- [Task details] Filter the data below for the string "лучше" and copy each matching line.
>> START Provided information
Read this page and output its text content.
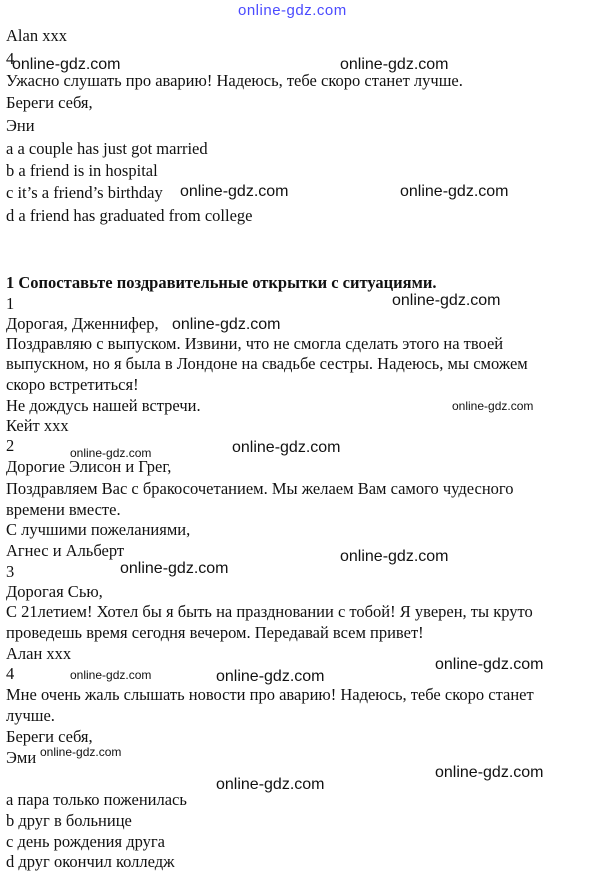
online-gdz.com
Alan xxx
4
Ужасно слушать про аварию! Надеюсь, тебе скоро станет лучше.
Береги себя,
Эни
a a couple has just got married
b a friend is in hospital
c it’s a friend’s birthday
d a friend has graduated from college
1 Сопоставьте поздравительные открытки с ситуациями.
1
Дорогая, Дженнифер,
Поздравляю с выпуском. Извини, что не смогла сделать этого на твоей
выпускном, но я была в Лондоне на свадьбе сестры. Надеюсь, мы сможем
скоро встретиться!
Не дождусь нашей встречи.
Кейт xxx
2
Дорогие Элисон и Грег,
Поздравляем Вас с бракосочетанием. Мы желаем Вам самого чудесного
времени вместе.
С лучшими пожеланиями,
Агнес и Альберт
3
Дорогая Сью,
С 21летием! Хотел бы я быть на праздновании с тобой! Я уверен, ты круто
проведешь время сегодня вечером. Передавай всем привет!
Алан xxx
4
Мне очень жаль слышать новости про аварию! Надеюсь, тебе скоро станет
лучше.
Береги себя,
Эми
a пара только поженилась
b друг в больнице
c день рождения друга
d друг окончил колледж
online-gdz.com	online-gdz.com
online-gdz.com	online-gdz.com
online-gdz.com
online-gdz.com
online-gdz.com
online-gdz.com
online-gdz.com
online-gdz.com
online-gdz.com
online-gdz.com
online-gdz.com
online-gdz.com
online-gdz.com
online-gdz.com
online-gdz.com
>> END Provided information
- [Response]
Ужасно слушать про аварию! Надеюсь, тебе скоро станет лучше.
лучше.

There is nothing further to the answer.